__TASK GOAL__: Write the number of lines holding the word "выпускников", and nothing else.
════════
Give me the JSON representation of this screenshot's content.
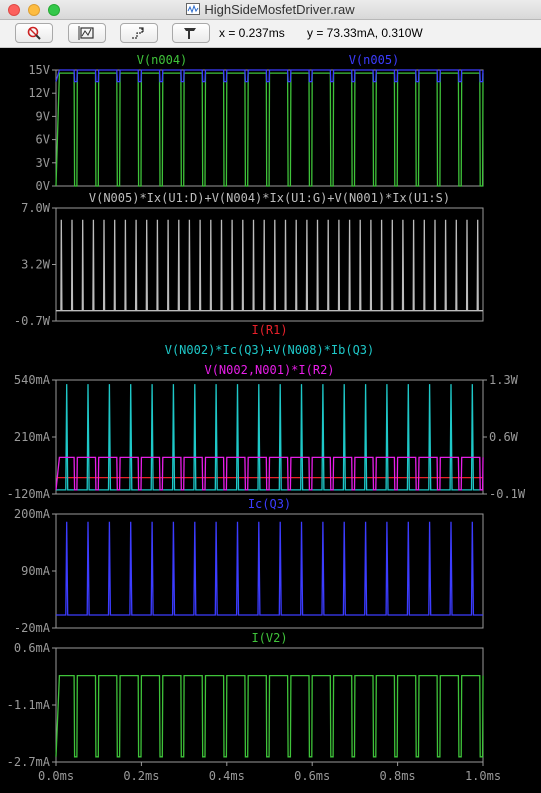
{
  "window": {
    "title": "HighSideMosfetDriver.raw"
  },
  "toolbar": {
    "buttons": [
      {
        "name": "zoom-to-fit-icon"
      },
      {
        "name": "autorange-icon"
      },
      {
        "name": "zoom-back-icon"
      },
      {
        "name": "pick-visible-traces-icon"
      }
    ],
    "cursor_x": "x = 0.237ms",
    "cursor_y": "y = 73.33mA, 0.310W"
  },
  "colors": {
    "green": "#3fc33a",
    "blue": "#3c3cff",
    "gray": "#bdbdbd",
    "red": "#e8202a",
    "cyan": "#1ec8c8",
    "magenta": "#e81ee8",
    "axis": "#9a9a9a"
  },
  "xaxis": {
    "ticks": [
      "0.0ms",
      "0.2ms",
      "0.4ms",
      "0.6ms",
      "0.8ms",
      "1.0ms"
    ],
    "range": [
      0,
      1.0
    ],
    "unit": "ms"
  },
  "chart_data": [
    {
      "type": "line",
      "pane": 1,
      "legend": [
        {
          "label": "V(n004)",
          "color": "green"
        },
        {
          "label": "V(n005)",
          "color": "blue"
        }
      ],
      "yticks_left": [
        "15V",
        "12V",
        "9V",
        "6V",
        "3V",
        "0V"
      ],
      "ylim": [
        0,
        15
      ],
      "series": [
        {
          "name": "V(n004)",
          "pattern": "pulse",
          "low": 0,
          "high": 14.6,
          "periods": 20,
          "duty": 0.85
        },
        {
          "name": "V(n005)",
          "pattern": "pulse",
          "low": 13.5,
          "high": 15,
          "periods": 20,
          "duty": 0.85
        }
      ]
    },
    {
      "type": "line",
      "pane": 2,
      "legend": [
        {
          "label": "V(N005)*Ix(U1:D)+V(N004)*Ix(U1:G)+V(N001)*Ix(U1:S)",
          "color": "gray"
        }
      ],
      "yticks_left": [
        "7.0W",
        "3.2W",
        "-0.7W"
      ],
      "ylim": [
        -0.7,
        7.0
      ],
      "series": [
        {
          "name": "V(N005)*Ix(U1:D)+V(N004)*Ix(U1:G)+V(N001)*Ix(U1:S)",
          "pattern": "spikes",
          "base": 0.0,
          "peak": 6.2,
          "periods": 40
        }
      ]
    },
    {
      "type": "line",
      "pane": 3,
      "legend": [
        {
          "label": "I(R1)",
          "color": "red"
        },
        {
          "label": "V(N002)*Ic(Q3)+V(N008)*Ib(Q3)",
          "color": "cyan"
        },
        {
          "label": "V(N002,N001)*I(R2)",
          "color": "magenta"
        }
      ],
      "yticks_left": [
        "540mA",
        "210mA",
        "-120mA"
      ],
      "yticks_right": [
        "1.3W",
        "0.6W",
        "-0.1W"
      ],
      "ylim": [
        -120,
        540
      ],
      "ylim_right": [
        -0.1,
        1.3
      ],
      "series": [
        {
          "name": "I(R1)",
          "pattern": "flat",
          "value": -25
        },
        {
          "name": "V(N002)*Ic(Q3)+V(N008)*Ib(Q3)",
          "pattern": "spikes",
          "base": -0.05,
          "peak": 1.25,
          "periods": 20
        },
        {
          "name": "V(N002,N001)*I(R2)",
          "pattern": "pulse",
          "low": -0.05,
          "high": 0.35,
          "periods": 20,
          "duty": 0.85
        }
      ]
    },
    {
      "type": "line",
      "pane": 4,
      "legend": [
        {
          "label": "Ic(Q3)",
          "color": "blue"
        }
      ],
      "yticks_left": [
        "200mA",
        "90mA",
        "-20mA"
      ],
      "ylim": [
        -20,
        200
      ],
      "series": [
        {
          "name": "Ic(Q3)",
          "pattern": "spikes",
          "base": 5,
          "peak": 185,
          "periods": 20
        }
      ]
    },
    {
      "type": "line",
      "pane": 5,
      "legend": [
        {
          "label": "I(V2)",
          "color": "green"
        }
      ],
      "yticks_left": [
        "0.6mA",
        "-1.1mA",
        "-2.7mA"
      ],
      "ylim": [
        -2.7,
        0.6
      ],
      "series": [
        {
          "name": "I(V2)",
          "pattern": "pulse",
          "low": -2.55,
          "high": -0.2,
          "periods": 20,
          "duty": 0.85
        }
      ]
    }
  ]
}
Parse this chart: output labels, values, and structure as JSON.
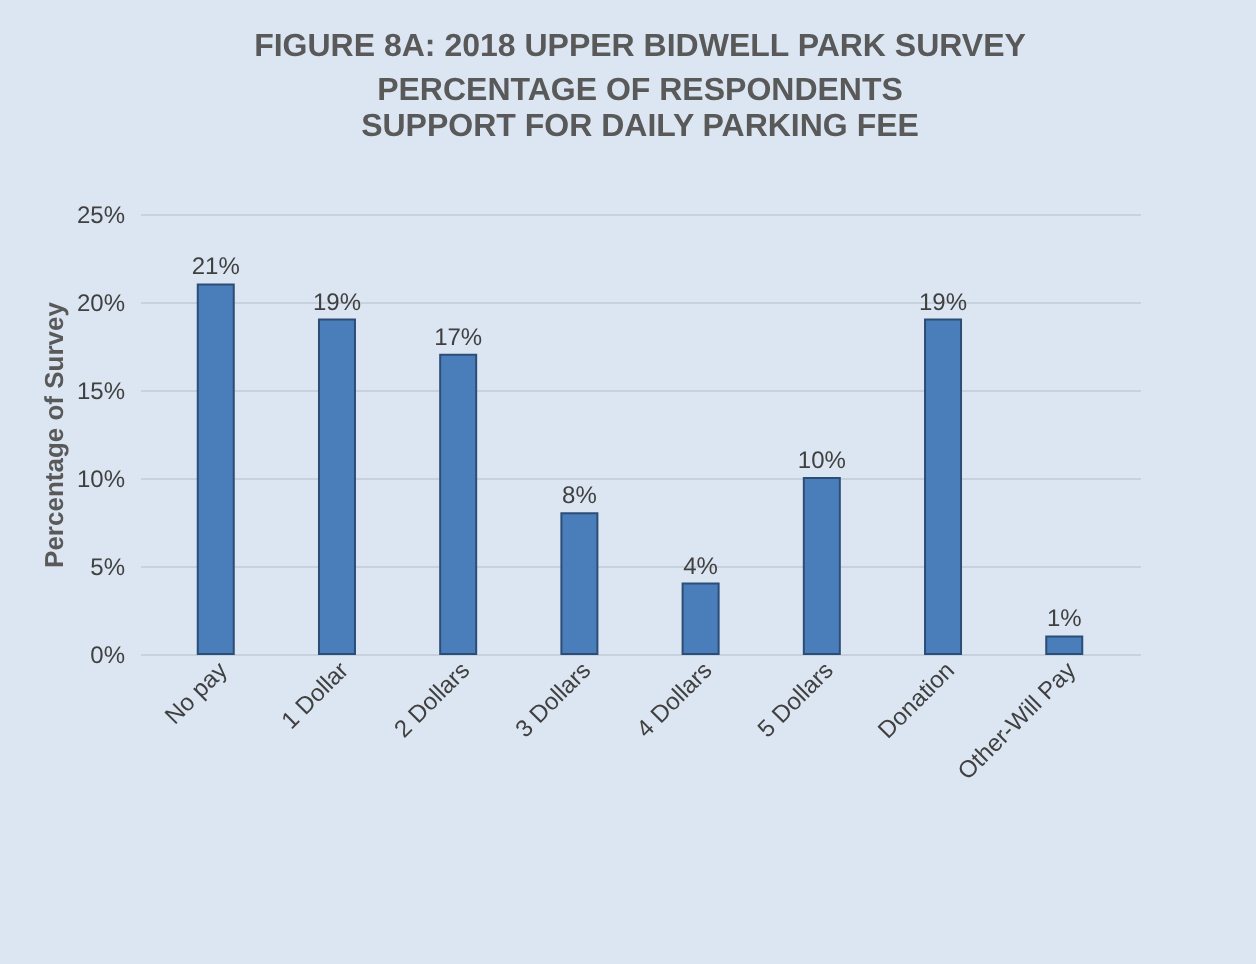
{
  "chart_data": {
    "type": "bar",
    "title": "FIGURE 8A: 2018 UPPER BIDWELL PARK SURVEY",
    "subtitle": "PERCENTAGE OF RESPONDENTS\nSUPPORT FOR DAILY PARKING FEE",
    "ylabel": "Percentage of Survey",
    "categories": [
      "No pay",
      "1 Dollar",
      "2 Dollars",
      "3 Dollars",
      "4 Dollars",
      "5 Dollars",
      "Donation",
      "Other-Will Pay"
    ],
    "values": [
      21,
      19,
      17,
      8,
      4,
      10,
      19,
      1
    ],
    "value_labels": [
      "21%",
      "19%",
      "17%",
      "8%",
      "4%",
      "10%",
      "19%",
      "1%"
    ],
    "color": "#4a7ebb",
    "ylim": [
      0,
      25
    ],
    "yticks": [
      {
        "value": 0,
        "label": "0%"
      },
      {
        "value": 5,
        "label": "5%"
      },
      {
        "value": 10,
        "label": "10%"
      },
      {
        "value": 15,
        "label": "15%"
      },
      {
        "value": 20,
        "label": "20%"
      },
      {
        "value": 25,
        "label": "25%"
      }
    ],
    "grid": "y"
  }
}
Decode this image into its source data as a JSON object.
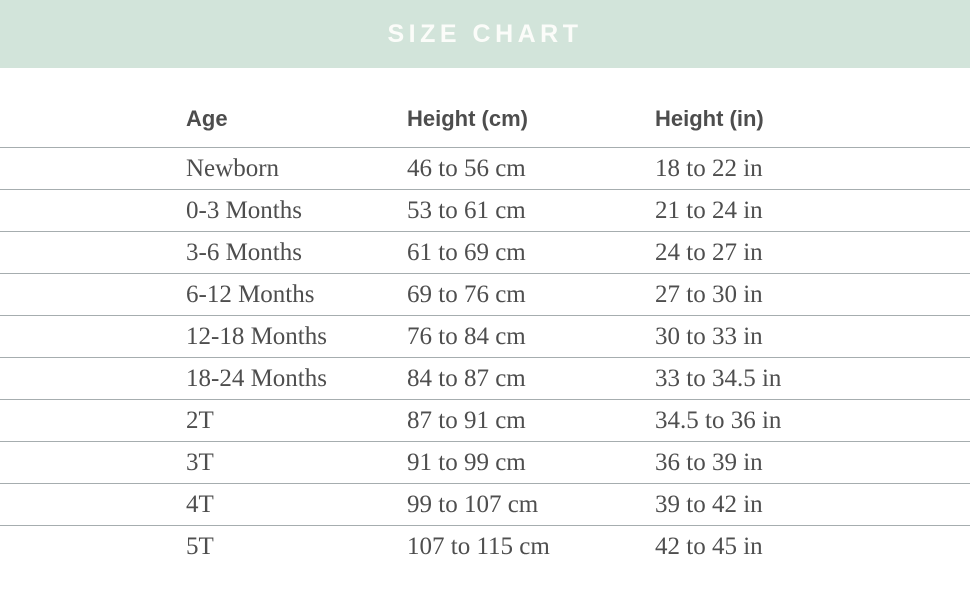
{
  "banner": {
    "title": "SIZE CHART",
    "bg_color": "#d2e4da",
    "text_color": "#fbfcf9"
  },
  "colors": {
    "divider": "#a6adaf",
    "header_text": "#4d4d4d",
    "body_text": "#4e4e4e"
  },
  "chart_data": {
    "type": "table",
    "title": "SIZE CHART",
    "columns": [
      "Age",
      "Height (cm)",
      "Height (in)"
    ],
    "rows": [
      [
        "Newborn",
        "46 to 56 cm",
        "18 to 22 in"
      ],
      [
        "0-3 Months",
        "53 to 61 cm",
        "21 to 24 in"
      ],
      [
        "3-6 Months",
        "61 to 69 cm",
        "24 to 27 in"
      ],
      [
        "6-12 Months",
        "69 to 76 cm",
        "27 to 30 in"
      ],
      [
        "12-18 Months",
        "76 to 84 cm",
        "30 to 33 in"
      ],
      [
        "18-24 Months",
        "84 to 87 cm",
        "33 to 34.5 in"
      ],
      [
        "2T",
        "87 to 91 cm",
        "34.5 to 36 in"
      ],
      [
        "3T",
        "91 to 99 cm",
        "36 to 39 in"
      ],
      [
        "4T",
        "99 to 107 cm",
        "39 to 42 in"
      ],
      [
        "5T",
        "107 to 115 cm",
        "42 to 45 in"
      ]
    ]
  }
}
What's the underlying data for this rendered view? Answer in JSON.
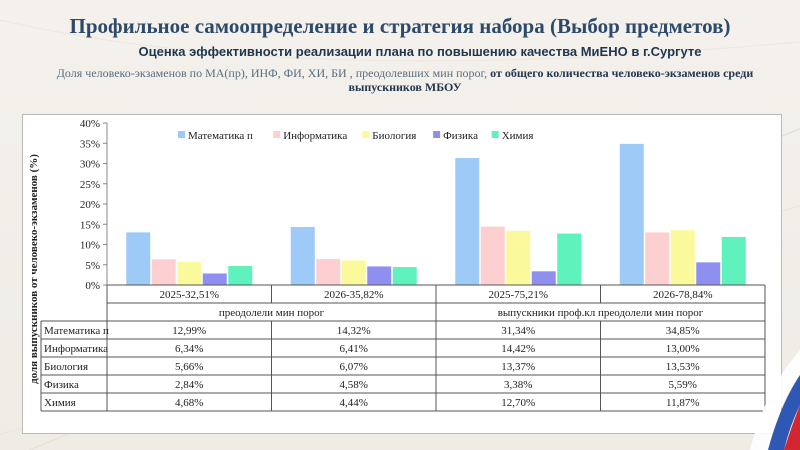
{
  "slide": {
    "title": "Профильное самоопределение и стратегия набора (Выбор предметов)",
    "subtitle": "Оценка эффективности реализации плана по повышению качества МиЕНО в г.Сургуте",
    "desc_normal": "Доля человеко-экзаменов по МА(пр), ИНФ, ФИ, ХИ, БИ , преодолевших мин порог,",
    "desc_bold": "от общего количества человеко-экзаменов среди выпускников МБОУ"
  },
  "chart_data": {
    "type": "bar",
    "ylabel": "доля выпускников от человеко-экзаменов (%)",
    "ylim": [
      0,
      40
    ],
    "yticks": [
      "0%",
      "5%",
      "10%",
      "15%",
      "20%",
      "25%",
      "30%",
      "35%",
      "40%"
    ],
    "grid": false,
    "legend_position": "top",
    "categories": [
      "2025-32,51%",
      "2026-35,82%",
      "2025-75,21%",
      "2026-78,84%"
    ],
    "groups": [
      {
        "label": "преодолели мин порог",
        "span": 2
      },
      {
        "label": "выпускники проф.кл преодолели мин порог",
        "span": 2
      }
    ],
    "series": [
      {
        "name": "Математика п",
        "color": "#9dcaf7",
        "values": [
          12.99,
          14.32,
          31.34,
          34.85
        ],
        "labels": [
          "12,99%",
          "14,32%",
          "31,34%",
          "34,85%"
        ]
      },
      {
        "name": "Информатика",
        "color": "#fcd0d0",
        "values": [
          6.34,
          6.41,
          14.42,
          13.0
        ],
        "labels": [
          "6,34%",
          "6,41%",
          "14,42%",
          "13,00%"
        ]
      },
      {
        "name": "Биология",
        "color": "#fafa9c",
        "values": [
          5.66,
          6.07,
          13.37,
          13.53
        ],
        "labels": [
          "5,66%",
          "6,07%",
          "13,37%",
          "13,53%"
        ]
      },
      {
        "name": "Физика",
        "color": "#8f8ff0",
        "values": [
          2.84,
          4.58,
          3.38,
          5.59
        ],
        "labels": [
          "2,84%",
          "4,58%",
          "3,38%",
          "5,59%"
        ]
      },
      {
        "name": "Химия",
        "color": "#5ff2bc",
        "values": [
          4.68,
          4.44,
          12.7,
          11.87
        ],
        "labels": [
          "4,68%",
          "4,44%",
          "12,70%",
          "11,87%"
        ]
      }
    ]
  }
}
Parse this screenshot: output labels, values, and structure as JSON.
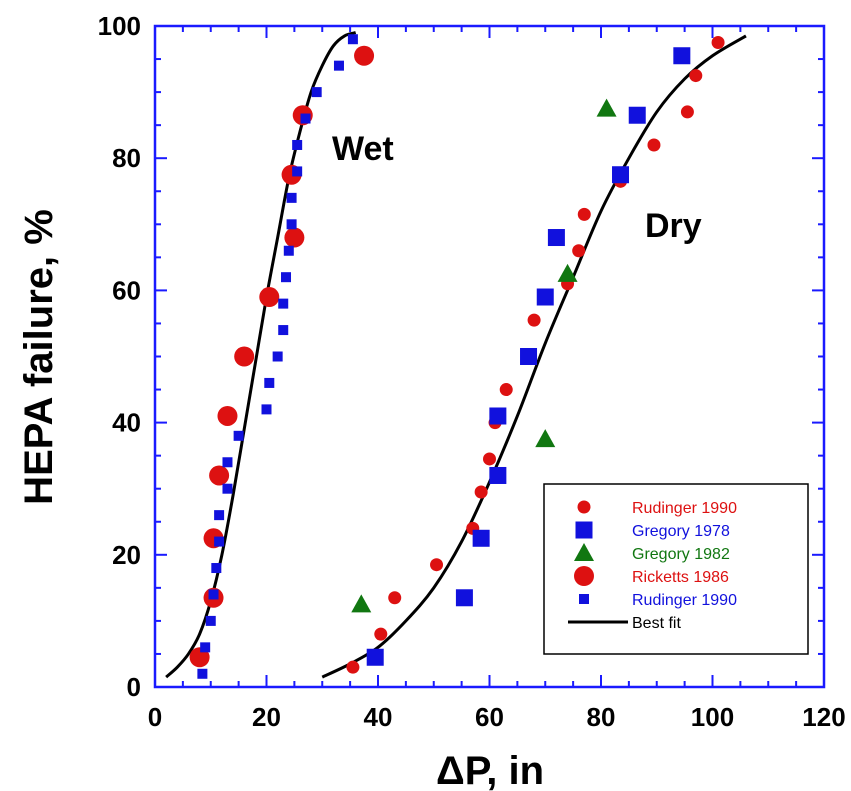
════════
__REPLY__: 2